=== Required work ===
What lines of the data include the string "value"? Copy them all.

[Source data]
(begin)
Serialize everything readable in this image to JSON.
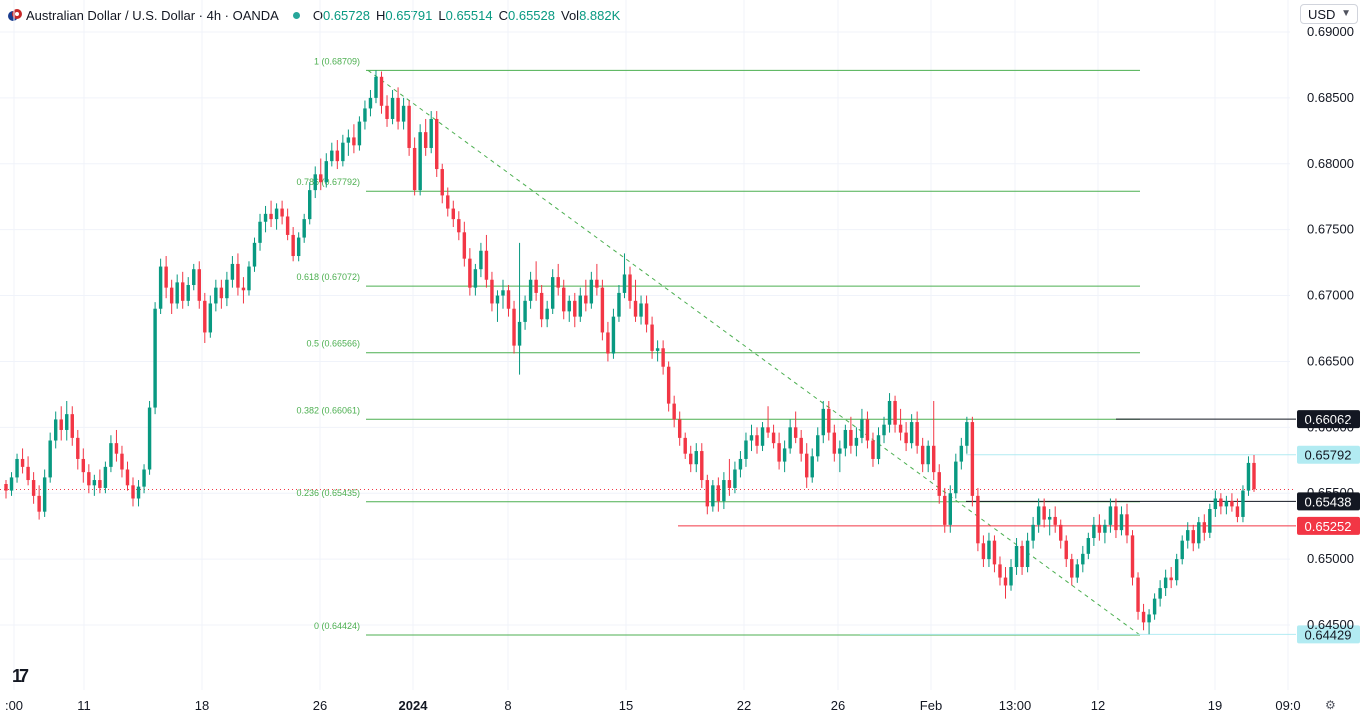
{
  "header": {
    "title": "Australian Dollar / U.S. Dollar · 4h · OANDA",
    "open_label": "O",
    "open": "0.65728",
    "high_label": "H",
    "high": "0.65791",
    "low_label": "L",
    "low": "0.65514",
    "close_label": "C",
    "close": "0.65528",
    "vol_label": "Vol",
    "vol": "8.882K"
  },
  "currency_button": {
    "label": "USD"
  },
  "logo_text": "17",
  "colors": {
    "up": "#089981",
    "down": "#f23645",
    "fib": "#4caf50",
    "grid": "#f0f3fa"
  },
  "chart_data": {
    "type": "candlestick",
    "ylim": [
      0.6423,
      0.6912
    ],
    "y_ticks": [
      "0.69000",
      "0.68500",
      "0.68000",
      "0.67500",
      "0.67000",
      "0.66500",
      "0.66000",
      "0.65500",
      "0.65000",
      "0.64500"
    ],
    "x_ticks": [
      ":00",
      "11",
      "18",
      "26",
      "2024",
      "8",
      "15",
      "22",
      "26",
      "Feb",
      "13:00",
      "12",
      "19",
      "09:0"
    ],
    "fib_levels": [
      {
        "label": "1 (0.68709)",
        "value": 0.68709
      },
      {
        "label": "0.786 (0.67792)",
        "value": 0.67792
      },
      {
        "label": "0.618 (0.67072)",
        "value": 0.67072
      },
      {
        "label": "0.5 (0.66566)",
        "value": 0.66566
      },
      {
        "label": "0.382 (0.66061)",
        "value": 0.66061
      },
      {
        "label": "0.236 (0.65435)",
        "value": 0.65435
      },
      {
        "label": "0 (0.64424)",
        "value": 0.64424
      }
    ],
    "price_labels": [
      {
        "text": "0.66062",
        "value": 0.66062,
        "style": "black"
      },
      {
        "text": "0.65792",
        "value": 0.65792,
        "style": "light"
      },
      {
        "text": "0.65438",
        "value": 0.65438,
        "style": "black"
      },
      {
        "text": "0.65252",
        "value": 0.65252,
        "style": "red"
      },
      {
        "text": "0.64429",
        "value": 0.64429,
        "style": "light"
      }
    ],
    "candles": [
      [
        0.6557,
        0.656,
        0.6546,
        0.6552
      ],
      [
        0.6552,
        0.6566,
        0.6548,
        0.6562
      ],
      [
        0.6562,
        0.658,
        0.6558,
        0.6576
      ],
      [
        0.6576,
        0.6584,
        0.6565,
        0.657
      ],
      [
        0.657,
        0.6578,
        0.6556,
        0.656
      ],
      [
        0.656,
        0.6566,
        0.6542,
        0.6548
      ],
      [
        0.6548,
        0.6556,
        0.653,
        0.6536
      ],
      [
        0.6536,
        0.6568,
        0.6532,
        0.6562
      ],
      [
        0.6562,
        0.6596,
        0.6558,
        0.659
      ],
      [
        0.659,
        0.6612,
        0.6584,
        0.6606
      ],
      [
        0.6606,
        0.6616,
        0.659,
        0.6598
      ],
      [
        0.6598,
        0.662,
        0.659,
        0.661
      ],
      [
        0.661,
        0.6616,
        0.6586,
        0.6592
      ],
      [
        0.6592,
        0.6598,
        0.6568,
        0.6576
      ],
      [
        0.6576,
        0.6584,
        0.6558,
        0.6566
      ],
      [
        0.6566,
        0.6572,
        0.655,
        0.6556
      ],
      [
        0.6556,
        0.6564,
        0.6548,
        0.656
      ],
      [
        0.656,
        0.6568,
        0.655,
        0.6554
      ],
      [
        0.6554,
        0.6574,
        0.655,
        0.657
      ],
      [
        0.657,
        0.6594,
        0.6566,
        0.6588
      ],
      [
        0.6588,
        0.6598,
        0.6574,
        0.658
      ],
      [
        0.658,
        0.6586,
        0.6562,
        0.6568
      ],
      [
        0.6568,
        0.6574,
        0.6552,
        0.6556
      ],
      [
        0.6556,
        0.6562,
        0.654,
        0.6546
      ],
      [
        0.6546,
        0.656,
        0.654,
        0.6555
      ],
      [
        0.6555,
        0.6572,
        0.655,
        0.6568
      ],
      [
        0.6568,
        0.662,
        0.6564,
        0.6615
      ],
      [
        0.6615,
        0.6695,
        0.661,
        0.669
      ],
      [
        0.669,
        0.6728,
        0.6686,
        0.6722
      ],
      [
        0.6722,
        0.673,
        0.6698,
        0.6706
      ],
      [
        0.6706,
        0.6712,
        0.6686,
        0.6694
      ],
      [
        0.6694,
        0.6716,
        0.669,
        0.671
      ],
      [
        0.671,
        0.6718,
        0.669,
        0.6696
      ],
      [
        0.6696,
        0.6714,
        0.6692,
        0.6708
      ],
      [
        0.6708,
        0.6724,
        0.6704,
        0.672
      ],
      [
        0.672,
        0.6726,
        0.669,
        0.6696
      ],
      [
        0.6696,
        0.6702,
        0.6664,
        0.6672
      ],
      [
        0.6672,
        0.67,
        0.6668,
        0.6694
      ],
      [
        0.6694,
        0.6712,
        0.6688,
        0.6706
      ],
      [
        0.6706,
        0.6712,
        0.669,
        0.6698
      ],
      [
        0.6698,
        0.6718,
        0.6692,
        0.6712
      ],
      [
        0.6712,
        0.673,
        0.6706,
        0.6724
      ],
      [
        0.6724,
        0.6732,
        0.67,
        0.6706
      ],
      [
        0.6706,
        0.6714,
        0.6694,
        0.6704
      ],
      [
        0.6704,
        0.6726,
        0.67,
        0.6722
      ],
      [
        0.6722,
        0.6744,
        0.6718,
        0.674
      ],
      [
        0.674,
        0.6762,
        0.6734,
        0.6756
      ],
      [
        0.6756,
        0.6768,
        0.6748,
        0.6762
      ],
      [
        0.6762,
        0.6772,
        0.6752,
        0.6758
      ],
      [
        0.6758,
        0.677,
        0.675,
        0.6766
      ],
      [
        0.6766,
        0.6772,
        0.6754,
        0.676
      ],
      [
        0.676,
        0.6766,
        0.6742,
        0.6746
      ],
      [
        0.6746,
        0.6752,
        0.6726,
        0.673
      ],
      [
        0.673,
        0.6748,
        0.6726,
        0.6744
      ],
      [
        0.6744,
        0.6762,
        0.674,
        0.6758
      ],
      [
        0.6758,
        0.6786,
        0.6754,
        0.678
      ],
      [
        0.678,
        0.6798,
        0.6774,
        0.6792
      ],
      [
        0.6792,
        0.6804,
        0.678,
        0.6786
      ],
      [
        0.6786,
        0.6808,
        0.6782,
        0.6802
      ],
      [
        0.6802,
        0.6816,
        0.6798,
        0.681
      ],
      [
        0.681,
        0.6818,
        0.6796,
        0.6802
      ],
      [
        0.6802,
        0.6822,
        0.6798,
        0.6816
      ],
      [
        0.6816,
        0.6826,
        0.6806,
        0.682
      ],
      [
        0.682,
        0.683,
        0.6808,
        0.6814
      ],
      [
        0.6814,
        0.6836,
        0.681,
        0.6832
      ],
      [
        0.6832,
        0.6848,
        0.6826,
        0.6842
      ],
      [
        0.6842,
        0.6856,
        0.6836,
        0.685
      ],
      [
        0.685,
        0.6871,
        0.6846,
        0.6866
      ],
      [
        0.6866,
        0.687,
        0.6838,
        0.6844
      ],
      [
        0.6844,
        0.6852,
        0.6828,
        0.6834
      ],
      [
        0.6834,
        0.6856,
        0.683,
        0.685
      ],
      [
        0.685,
        0.6858,
        0.6826,
        0.6832
      ],
      [
        0.6832,
        0.685,
        0.6826,
        0.6844
      ],
      [
        0.6844,
        0.6848,
        0.6806,
        0.6812
      ],
      [
        0.6812,
        0.682,
        0.6776,
        0.678
      ],
      [
        0.678,
        0.683,
        0.6776,
        0.6824
      ],
      [
        0.6824,
        0.6834,
        0.6806,
        0.6812
      ],
      [
        0.6812,
        0.684,
        0.6808,
        0.6834
      ],
      [
        0.6834,
        0.684,
        0.679,
        0.6796
      ],
      [
        0.6796,
        0.68,
        0.677,
        0.6776
      ],
      [
        0.6776,
        0.6782,
        0.676,
        0.6766
      ],
      [
        0.6766,
        0.6772,
        0.6752,
        0.6758
      ],
      [
        0.6758,
        0.6764,
        0.6742,
        0.6748
      ],
      [
        0.6748,
        0.6756,
        0.6722,
        0.6728
      ],
      [
        0.6728,
        0.6736,
        0.67,
        0.6706
      ],
      [
        0.6706,
        0.6724,
        0.67,
        0.672
      ],
      [
        0.672,
        0.674,
        0.6714,
        0.6734
      ],
      [
        0.6734,
        0.6746,
        0.6706,
        0.6712
      ],
      [
        0.6712,
        0.6718,
        0.6688,
        0.6694
      ],
      [
        0.6694,
        0.6704,
        0.668,
        0.67
      ],
      [
        0.67,
        0.6712,
        0.669,
        0.6704
      ],
      [
        0.6704,
        0.6708,
        0.6684,
        0.669
      ],
      [
        0.669,
        0.6696,
        0.6656,
        0.6662
      ],
      [
        0.6662,
        0.674,
        0.664,
        0.668
      ],
      [
        0.668,
        0.67,
        0.6674,
        0.6696
      ],
      [
        0.6696,
        0.6718,
        0.669,
        0.6712
      ],
      [
        0.6712,
        0.6726,
        0.6696,
        0.6702
      ],
      [
        0.6702,
        0.6708,
        0.6676,
        0.6682
      ],
      [
        0.6682,
        0.6696,
        0.6676,
        0.669
      ],
      [
        0.669,
        0.672,
        0.6686,
        0.6714
      ],
      [
        0.6714,
        0.6724,
        0.67,
        0.6706
      ],
      [
        0.6706,
        0.6712,
        0.6682,
        0.6688
      ],
      [
        0.6688,
        0.67,
        0.668,
        0.6696
      ],
      [
        0.6696,
        0.6702,
        0.6676,
        0.6684
      ],
      [
        0.6684,
        0.6706,
        0.668,
        0.67
      ],
      [
        0.67,
        0.6712,
        0.6688,
        0.6694
      ],
      [
        0.6694,
        0.6718,
        0.669,
        0.6712
      ],
      [
        0.6712,
        0.6724,
        0.67,
        0.6706
      ],
      [
        0.6706,
        0.6712,
        0.6666,
        0.6672
      ],
      [
        0.6672,
        0.668,
        0.665,
        0.6656
      ],
      [
        0.6656,
        0.669,
        0.6652,
        0.6684
      ],
      [
        0.6684,
        0.6708,
        0.668,
        0.6702
      ],
      [
        0.6702,
        0.6732,
        0.6698,
        0.6716
      ],
      [
        0.6716,
        0.6722,
        0.669,
        0.6696
      ],
      [
        0.6696,
        0.6712,
        0.668,
        0.6684
      ],
      [
        0.6684,
        0.67,
        0.6678,
        0.6694
      ],
      [
        0.6694,
        0.67,
        0.6672,
        0.6678
      ],
      [
        0.6678,
        0.6684,
        0.6652,
        0.6658
      ],
      [
        0.6658,
        0.6666,
        0.665,
        0.666
      ],
      [
        0.666,
        0.6666,
        0.664,
        0.6646
      ],
      [
        0.6646,
        0.665,
        0.6612,
        0.6618
      ],
      [
        0.6618,
        0.6624,
        0.66,
        0.6606
      ],
      [
        0.6606,
        0.6612,
        0.6586,
        0.6592
      ],
      [
        0.6592,
        0.6596,
        0.6576,
        0.658
      ],
      [
        0.658,
        0.6586,
        0.6566,
        0.6572
      ],
      [
        0.6572,
        0.6588,
        0.6566,
        0.6582
      ],
      [
        0.6582,
        0.6588,
        0.6554,
        0.656
      ],
      [
        0.656,
        0.6564,
        0.6534,
        0.654
      ],
      [
        0.654,
        0.656,
        0.6536,
        0.6556
      ],
      [
        0.6556,
        0.6562,
        0.6536,
        0.6544
      ],
      [
        0.6544,
        0.6566,
        0.6538,
        0.656
      ],
      [
        0.656,
        0.6576,
        0.6548,
        0.6554
      ],
      [
        0.6554,
        0.6574,
        0.655,
        0.6568
      ],
      [
        0.6568,
        0.6582,
        0.6562,
        0.6576
      ],
      [
        0.6576,
        0.6596,
        0.657,
        0.659
      ],
      [
        0.659,
        0.6602,
        0.6582,
        0.6594
      ],
      [
        0.6594,
        0.66,
        0.658,
        0.6586
      ],
      [
        0.6586,
        0.6604,
        0.6582,
        0.66
      ],
      [
        0.66,
        0.6616,
        0.6592,
        0.6596
      ],
      [
        0.6596,
        0.6602,
        0.6584,
        0.6588
      ],
      [
        0.6588,
        0.6596,
        0.6568,
        0.6574
      ],
      [
        0.6574,
        0.659,
        0.6566,
        0.6584
      ],
      [
        0.6584,
        0.6606,
        0.658,
        0.66
      ],
      [
        0.66,
        0.6612,
        0.6588,
        0.6592
      ],
      [
        0.6592,
        0.6598,
        0.6574,
        0.658
      ],
      [
        0.658,
        0.6588,
        0.6554,
        0.6562
      ],
      [
        0.6562,
        0.6584,
        0.6558,
        0.6578
      ],
      [
        0.6578,
        0.66,
        0.6574,
        0.6594
      ],
      [
        0.6594,
        0.662,
        0.6588,
        0.6614
      ],
      [
        0.6614,
        0.662,
        0.659,
        0.6596
      ],
      [
        0.6596,
        0.6602,
        0.6574,
        0.658
      ],
      [
        0.658,
        0.659,
        0.6566,
        0.6584
      ],
      [
        0.6584,
        0.6602,
        0.6578,
        0.6598
      ],
      [
        0.6598,
        0.6608,
        0.658,
        0.6586
      ],
      [
        0.6586,
        0.66,
        0.6578,
        0.6592
      ],
      [
        0.6592,
        0.6614,
        0.6588,
        0.6606
      ],
      [
        0.6606,
        0.6612,
        0.6584,
        0.659
      ],
      [
        0.659,
        0.6596,
        0.657,
        0.6576
      ],
      [
        0.6576,
        0.66,
        0.6572,
        0.6594
      ],
      [
        0.6594,
        0.6608,
        0.6588,
        0.6602
      ],
      [
        0.6602,
        0.6626,
        0.6596,
        0.662
      ],
      [
        0.662,
        0.6624,
        0.6596,
        0.6602
      ],
      [
        0.6602,
        0.6614,
        0.659,
        0.6596
      ],
      [
        0.6596,
        0.6604,
        0.6582,
        0.6588
      ],
      [
        0.6588,
        0.661,
        0.6584,
        0.6604
      ],
      [
        0.6604,
        0.6612,
        0.658,
        0.6586
      ],
      [
        0.6586,
        0.6592,
        0.6566,
        0.6572
      ],
      [
        0.6572,
        0.659,
        0.6566,
        0.6586
      ],
      [
        0.6586,
        0.662,
        0.656,
        0.6566
      ],
      [
        0.6566,
        0.6572,
        0.6542,
        0.6548
      ],
      [
        0.6548,
        0.6554,
        0.652,
        0.6526
      ],
      [
        0.6526,
        0.6556,
        0.652,
        0.655
      ],
      [
        0.655,
        0.658,
        0.6546,
        0.6574
      ],
      [
        0.6574,
        0.6592,
        0.6568,
        0.6586
      ],
      [
        0.6586,
        0.6608,
        0.658,
        0.6604
      ],
      [
        0.6604,
        0.6608,
        0.654,
        0.6548
      ],
      [
        0.6548,
        0.6554,
        0.6506,
        0.6512
      ],
      [
        0.6512,
        0.6518,
        0.6494,
        0.65
      ],
      [
        0.65,
        0.652,
        0.6494,
        0.6514
      ],
      [
        0.6514,
        0.6518,
        0.649,
        0.6496
      ],
      [
        0.6496,
        0.6502,
        0.648,
        0.6486
      ],
      [
        0.6486,
        0.6494,
        0.647,
        0.648
      ],
      [
        0.648,
        0.65,
        0.6476,
        0.6494
      ],
      [
        0.6494,
        0.6516,
        0.6488,
        0.651
      ],
      [
        0.651,
        0.6514,
        0.6488,
        0.6494
      ],
      [
        0.6494,
        0.652,
        0.649,
        0.6514
      ],
      [
        0.6514,
        0.6532,
        0.6508,
        0.6526
      ],
      [
        0.6526,
        0.6546,
        0.652,
        0.654
      ],
      [
        0.654,
        0.6546,
        0.6524,
        0.653
      ],
      [
        0.653,
        0.6538,
        0.6518,
        0.6532
      ],
      [
        0.6532,
        0.654,
        0.652,
        0.6526
      ],
      [
        0.6526,
        0.653,
        0.6508,
        0.6514
      ],
      [
        0.6514,
        0.6518,
        0.6494,
        0.65
      ],
      [
        0.65,
        0.6504,
        0.648,
        0.6486
      ],
      [
        0.6486,
        0.65,
        0.6482,
        0.6496
      ],
      [
        0.6496,
        0.651,
        0.649,
        0.6504
      ],
      [
        0.6504,
        0.652,
        0.65,
        0.6516
      ],
      [
        0.6516,
        0.6532,
        0.651,
        0.6526
      ],
      [
        0.6526,
        0.6534,
        0.6514,
        0.652
      ],
      [
        0.652,
        0.653,
        0.6512,
        0.6526
      ],
      [
        0.6526,
        0.6546,
        0.652,
        0.654
      ],
      [
        0.654,
        0.6546,
        0.6516,
        0.6522
      ],
      [
        0.6522,
        0.654,
        0.6518,
        0.6534
      ],
      [
        0.6534,
        0.6542,
        0.6512,
        0.6518
      ],
      [
        0.6518,
        0.6522,
        0.648,
        0.6486
      ],
      [
        0.6486,
        0.649,
        0.6454,
        0.646
      ],
      [
        0.646,
        0.6466,
        0.6446,
        0.6452
      ],
      [
        0.6452,
        0.6462,
        0.6443,
        0.6458
      ],
      [
        0.6458,
        0.6474,
        0.6454,
        0.647
      ],
      [
        0.647,
        0.6484,
        0.6464,
        0.6478
      ],
      [
        0.6478,
        0.6492,
        0.6472,
        0.6486
      ],
      [
        0.6486,
        0.6494,
        0.6478,
        0.6484
      ],
      [
        0.6484,
        0.6504,
        0.648,
        0.65
      ],
      [
        0.65,
        0.6518,
        0.6496,
        0.6514
      ],
      [
        0.6514,
        0.6528,
        0.6508,
        0.6522
      ],
      [
        0.6522,
        0.6526,
        0.6506,
        0.6512
      ],
      [
        0.6512,
        0.6532,
        0.6508,
        0.6528
      ],
      [
        0.6528,
        0.6534,
        0.6514,
        0.652
      ],
      [
        0.652,
        0.6542,
        0.6516,
        0.6538
      ],
      [
        0.6538,
        0.6552,
        0.6532,
        0.6546
      ],
      [
        0.6546,
        0.655,
        0.6534,
        0.654
      ],
      [
        0.654,
        0.6548,
        0.6534,
        0.6544
      ],
      [
        0.6544,
        0.655,
        0.6536,
        0.654
      ],
      [
        0.654,
        0.6546,
        0.6528,
        0.6532
      ],
      [
        0.6532,
        0.6556,
        0.6528,
        0.6552
      ],
      [
        0.6552,
        0.6578,
        0.6548,
        0.6573
      ],
      [
        0.6573,
        0.6579,
        0.6551,
        0.6553
      ]
    ]
  }
}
(end)
=== Solution to this task ===
        "value": 0.68709
        "value": 0.67792
        "value": 0.67072
        "value": 0.66566
        "value": 0.66061
        "value": 0.65435
        "value": 0.64424
        "value": 0.66062,
        "value": 0.65792,
        "value": 0.65438,
        "value": 0.65252,
        "value": 0.64429,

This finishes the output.